• STATED GOAL: Give only the number of lines that include the string "Land".

• TASK DATA:
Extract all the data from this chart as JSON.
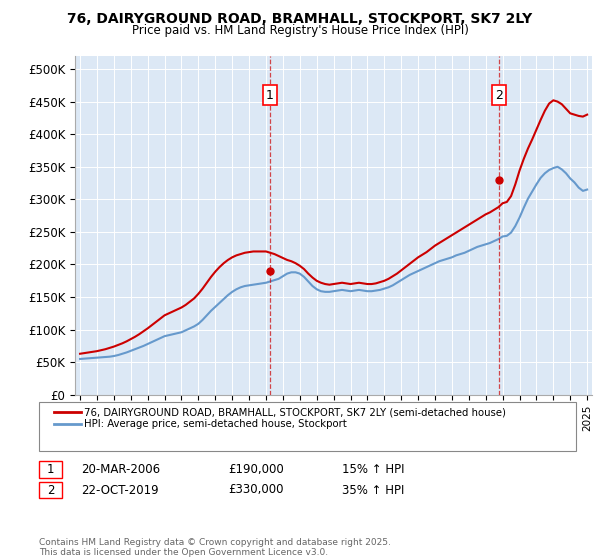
{
  "title": "76, DAIRYGROUND ROAD, BRAMHALL, STOCKPORT, SK7 2LY",
  "subtitle": "Price paid vs. HM Land Registry's House Price Index (HPI)",
  "fig_bg_color": "#ffffff",
  "plot_bg_color": "#dce8f5",
  "ylim": [
    0,
    520000
  ],
  "yticks": [
    0,
    50000,
    100000,
    150000,
    200000,
    250000,
    300000,
    350000,
    400000,
    450000,
    500000
  ],
  "ytick_labels": [
    "£0",
    "£50K",
    "£100K",
    "£150K",
    "£200K",
    "£250K",
    "£300K",
    "£350K",
    "£400K",
    "£450K",
    "£500K"
  ],
  "xlim_start": 1994.7,
  "xlim_end": 2025.3,
  "xticks": [
    1995,
    1996,
    1997,
    1998,
    1999,
    2000,
    2001,
    2002,
    2003,
    2004,
    2005,
    2006,
    2007,
    2008,
    2009,
    2010,
    2011,
    2012,
    2013,
    2014,
    2015,
    2016,
    2017,
    2018,
    2019,
    2020,
    2021,
    2022,
    2023,
    2024,
    2025
  ],
  "red_line_color": "#cc0000",
  "blue_line_color": "#6699cc",
  "grid_color": "#ffffff",
  "marker1_x": 2006.22,
  "marker1_y": 190000,
  "marker2_x": 2019.81,
  "marker2_y": 330000,
  "legend_red": "76, DAIRYGROUND ROAD, BRAMHALL, STOCKPORT, SK7 2LY (semi-detached house)",
  "legend_blue": "HPI: Average price, semi-detached house, Stockport",
  "annotation1_date": "20-MAR-2006",
  "annotation1_price": "£190,000",
  "annotation1_hpi": "15% ↑ HPI",
  "annotation2_date": "22-OCT-2019",
  "annotation2_price": "£330,000",
  "annotation2_hpi": "35% ↑ HPI",
  "footer": "Contains HM Land Registry data © Crown copyright and database right 2025.\nThis data is licensed under the Open Government Licence v3.0.",
  "hpi_data_x": [
    1995.0,
    1995.25,
    1995.5,
    1995.75,
    1996.0,
    1996.25,
    1996.5,
    1996.75,
    1997.0,
    1997.25,
    1997.5,
    1997.75,
    1998.0,
    1998.25,
    1998.5,
    1998.75,
    1999.0,
    1999.25,
    1999.5,
    1999.75,
    2000.0,
    2000.25,
    2000.5,
    2000.75,
    2001.0,
    2001.25,
    2001.5,
    2001.75,
    2002.0,
    2002.25,
    2002.5,
    2002.75,
    2003.0,
    2003.25,
    2003.5,
    2003.75,
    2004.0,
    2004.25,
    2004.5,
    2004.75,
    2005.0,
    2005.25,
    2005.5,
    2005.75,
    2006.0,
    2006.25,
    2006.5,
    2006.75,
    2007.0,
    2007.25,
    2007.5,
    2007.75,
    2008.0,
    2008.25,
    2008.5,
    2008.75,
    2009.0,
    2009.25,
    2009.5,
    2009.75,
    2010.0,
    2010.25,
    2010.5,
    2010.75,
    2011.0,
    2011.25,
    2011.5,
    2011.75,
    2012.0,
    2012.25,
    2012.5,
    2012.75,
    2013.0,
    2013.25,
    2013.5,
    2013.75,
    2014.0,
    2014.25,
    2014.5,
    2014.75,
    2015.0,
    2015.25,
    2015.5,
    2015.75,
    2016.0,
    2016.25,
    2016.5,
    2016.75,
    2017.0,
    2017.25,
    2017.5,
    2017.75,
    2018.0,
    2018.25,
    2018.5,
    2018.75,
    2019.0,
    2019.25,
    2019.5,
    2019.75,
    2020.0,
    2020.25,
    2020.5,
    2020.75,
    2021.0,
    2021.25,
    2021.5,
    2021.75,
    2022.0,
    2022.25,
    2022.5,
    2022.75,
    2023.0,
    2023.25,
    2023.5,
    2023.75,
    2024.0,
    2024.25,
    2024.5,
    2024.75,
    2025.0
  ],
  "hpi_data_y": [
    55000,
    55500,
    56000,
    56500,
    57000,
    57500,
    58000,
    58500,
    59500,
    61000,
    63000,
    65000,
    67500,
    70000,
    72500,
    75000,
    78000,
    81000,
    84000,
    87000,
    90000,
    91500,
    93000,
    94500,
    96000,
    99000,
    102000,
    105000,
    109000,
    115000,
    122000,
    129000,
    135000,
    141000,
    147000,
    153000,
    158000,
    162000,
    165000,
    167000,
    168000,
    169000,
    170000,
    171000,
    172000,
    174000,
    176000,
    178000,
    182000,
    186000,
    188000,
    188000,
    186000,
    181000,
    174000,
    167000,
    162000,
    159000,
    158000,
    158000,
    159000,
    160000,
    161000,
    160000,
    159000,
    160000,
    161000,
    160000,
    159000,
    159000,
    160000,
    161000,
    163000,
    165000,
    168000,
    172000,
    176000,
    180000,
    184000,
    187000,
    190000,
    193000,
    196000,
    199000,
    202000,
    205000,
    207000,
    209000,
    211000,
    214000,
    216000,
    218000,
    221000,
    224000,
    227000,
    229000,
    231000,
    233000,
    236000,
    239000,
    243000,
    244000,
    249000,
    259000,
    272000,
    287000,
    301000,
    312000,
    323000,
    333000,
    340000,
    345000,
    348000,
    350000,
    346000,
    340000,
    332000,
    326000,
    318000,
    313000,
    315000
  ],
  "red_data_x": [
    1995.0,
    1995.25,
    1995.5,
    1995.75,
    1996.0,
    1996.25,
    1996.5,
    1996.75,
    1997.0,
    1997.25,
    1997.5,
    1997.75,
    1998.0,
    1998.25,
    1998.5,
    1998.75,
    1999.0,
    1999.25,
    1999.5,
    1999.75,
    2000.0,
    2000.25,
    2000.5,
    2000.75,
    2001.0,
    2001.25,
    2001.5,
    2001.75,
    2002.0,
    2002.25,
    2002.5,
    2002.75,
    2003.0,
    2003.25,
    2003.5,
    2003.75,
    2004.0,
    2004.25,
    2004.5,
    2004.75,
    2005.0,
    2005.25,
    2005.5,
    2005.75,
    2006.0,
    2006.25,
    2006.5,
    2006.75,
    2007.0,
    2007.25,
    2007.5,
    2007.75,
    2008.0,
    2008.25,
    2008.5,
    2008.75,
    2009.0,
    2009.25,
    2009.5,
    2009.75,
    2010.0,
    2010.25,
    2010.5,
    2010.75,
    2011.0,
    2011.25,
    2011.5,
    2011.75,
    2012.0,
    2012.25,
    2012.5,
    2012.75,
    2013.0,
    2013.25,
    2013.5,
    2013.75,
    2014.0,
    2014.25,
    2014.5,
    2014.75,
    2015.0,
    2015.25,
    2015.5,
    2015.75,
    2016.0,
    2016.25,
    2016.5,
    2016.75,
    2017.0,
    2017.25,
    2017.5,
    2017.75,
    2018.0,
    2018.25,
    2018.5,
    2018.75,
    2019.0,
    2019.25,
    2019.5,
    2019.75,
    2020.0,
    2020.25,
    2020.5,
    2020.75,
    2021.0,
    2021.25,
    2021.5,
    2021.75,
    2022.0,
    2022.25,
    2022.5,
    2022.75,
    2023.0,
    2023.25,
    2023.5,
    2023.75,
    2024.0,
    2024.25,
    2024.5,
    2024.75,
    2025.0
  ],
  "red_data_y": [
    63000,
    64000,
    65000,
    66000,
    67000,
    68500,
    70000,
    72000,
    74000,
    76500,
    79000,
    82000,
    85500,
    89000,
    93000,
    97500,
    102000,
    107000,
    112000,
    117000,
    122000,
    125000,
    128000,
    131000,
    134000,
    138000,
    143000,
    148000,
    155000,
    163000,
    172000,
    181000,
    189000,
    196000,
    202000,
    207000,
    211000,
    214000,
    216000,
    218000,
    219000,
    220000,
    220000,
    220000,
    220000,
    218000,
    216000,
    213000,
    210000,
    207000,
    205000,
    202000,
    198000,
    193000,
    186000,
    180000,
    175000,
    172000,
    170000,
    169000,
    170000,
    171000,
    172000,
    171000,
    170000,
    171000,
    172000,
    171000,
    170000,
    170000,
    171000,
    173000,
    175000,
    178000,
    182000,
    186000,
    191000,
    196000,
    201000,
    206000,
    211000,
    215000,
    219000,
    224000,
    229000,
    233000,
    237000,
    241000,
    245000,
    249000,
    253000,
    257000,
    261000,
    265000,
    269000,
    273000,
    277000,
    280000,
    284000,
    288000,
    294000,
    296000,
    305000,
    323000,
    344000,
    362000,
    378000,
    392000,
    407000,
    422000,
    436000,
    447000,
    452000,
    450000,
    446000,
    439000,
    432000,
    430000,
    428000,
    427000,
    430000
  ]
}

• CORRECT ANSWER: 2